▶ Provided entries:
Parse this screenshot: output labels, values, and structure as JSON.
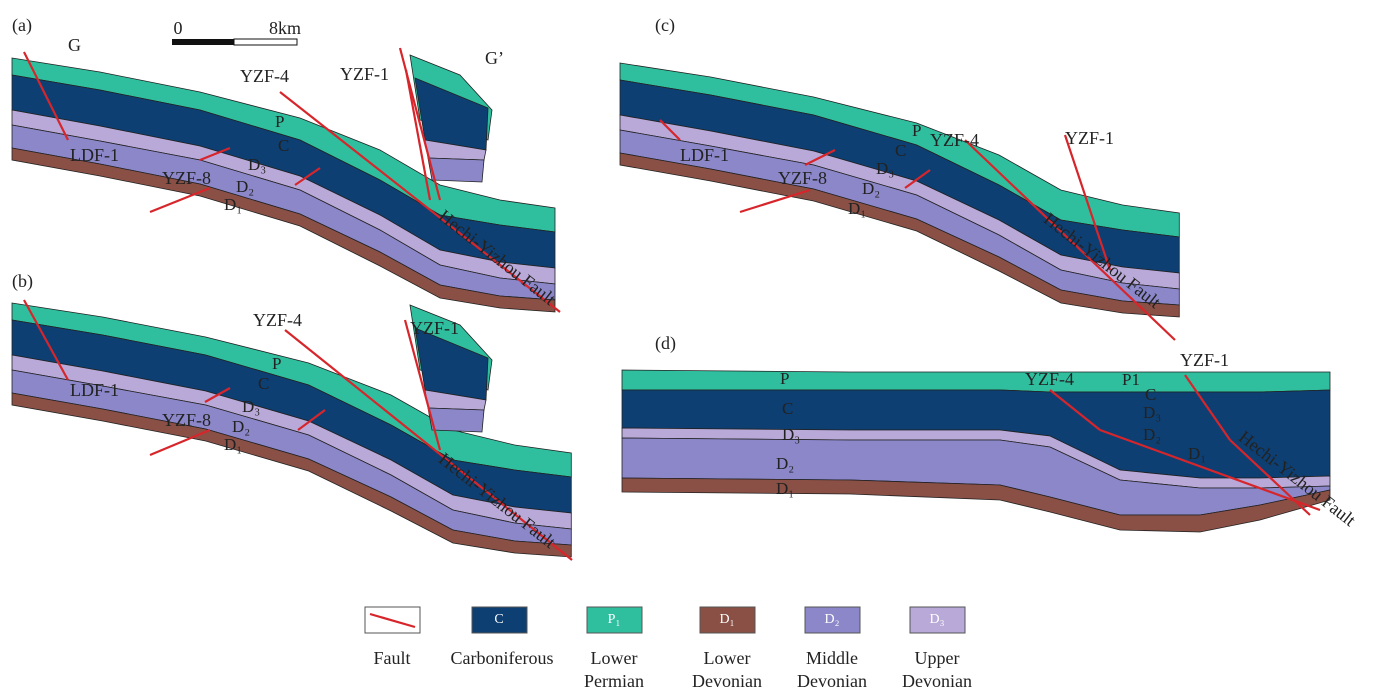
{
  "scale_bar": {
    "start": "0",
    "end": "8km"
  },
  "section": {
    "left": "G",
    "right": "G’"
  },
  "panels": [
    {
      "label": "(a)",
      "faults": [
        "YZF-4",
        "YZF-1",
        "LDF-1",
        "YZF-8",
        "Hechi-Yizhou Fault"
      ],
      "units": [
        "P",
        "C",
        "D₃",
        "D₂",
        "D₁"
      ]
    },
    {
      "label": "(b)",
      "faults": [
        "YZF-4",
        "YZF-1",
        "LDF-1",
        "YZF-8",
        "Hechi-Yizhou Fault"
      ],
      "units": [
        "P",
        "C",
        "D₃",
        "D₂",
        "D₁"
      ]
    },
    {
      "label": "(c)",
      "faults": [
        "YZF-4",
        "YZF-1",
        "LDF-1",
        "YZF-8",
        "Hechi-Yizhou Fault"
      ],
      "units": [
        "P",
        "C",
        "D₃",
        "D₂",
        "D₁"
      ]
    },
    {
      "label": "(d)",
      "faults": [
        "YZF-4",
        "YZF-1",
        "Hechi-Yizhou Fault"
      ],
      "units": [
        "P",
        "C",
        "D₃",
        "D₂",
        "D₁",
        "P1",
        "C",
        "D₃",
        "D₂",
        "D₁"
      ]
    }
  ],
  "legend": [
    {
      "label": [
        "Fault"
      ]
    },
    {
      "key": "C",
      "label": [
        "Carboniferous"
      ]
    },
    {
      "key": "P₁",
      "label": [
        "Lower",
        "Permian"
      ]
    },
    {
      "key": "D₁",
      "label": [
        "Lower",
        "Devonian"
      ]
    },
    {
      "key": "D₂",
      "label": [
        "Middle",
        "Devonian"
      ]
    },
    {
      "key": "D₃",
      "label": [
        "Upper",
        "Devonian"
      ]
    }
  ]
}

▶ What is being asked: Transcribe every line from the records above without alteration, and leave out the images.

▶ Reply:
Parse this screenshot: output labels, values, and structure as JSON.
{
  "scale_bar": {
    "start": "0",
    "end": "8km"
  },
  "section": {
    "left": "G",
    "right": "G’"
  },
  "panels": [
    {
      "label": "(a)",
      "faults": [
        "YZF-4",
        "YZF-1",
        "LDF-1",
        "YZF-8",
        "Hechi-Yizhou Fault"
      ],
      "units": [
        "P",
        "C",
        "D₃",
        "D₂",
        "D₁"
      ]
    },
    {
      "label": "(b)",
      "faults": [
        "YZF-4",
        "YZF-1",
        "LDF-1",
        "YZF-8",
        "Hechi-Yizhou Fault"
      ],
      "units": [
        "P",
        "C",
        "D₃",
        "D₂",
        "D₁"
      ]
    },
    {
      "label": "(c)",
      "faults": [
        "YZF-4",
        "YZF-1",
        "LDF-1",
        "YZF-8",
        "Hechi-Yizhou Fault"
      ],
      "units": [
        "P",
        "C",
        "D₃",
        "D₂",
        "D₁"
      ]
    },
    {
      "label": "(d)",
      "faults": [
        "YZF-4",
        "YZF-1",
        "Hechi-Yizhou Fault"
      ],
      "units": [
        "P",
        "C",
        "D₃",
        "D₂",
        "D₁",
        "P1",
        "C",
        "D₃",
        "D₂",
        "D₁"
      ]
    }
  ],
  "legend": [
    {
      "label": [
        "Fault"
      ]
    },
    {
      "key": "C",
      "label": [
        "Carboniferous"
      ]
    },
    {
      "key": "P₁",
      "label": [
        "Lower",
        "Permian"
      ]
    },
    {
      "key": "D₁",
      "label": [
        "Lower",
        "Devonian"
      ]
    },
    {
      "key": "D₂",
      "label": [
        "Middle",
        "Devonian"
      ]
    },
    {
      "key": "D₃",
      "label": [
        "Upper",
        "Devonian"
      ]
    }
  ]
}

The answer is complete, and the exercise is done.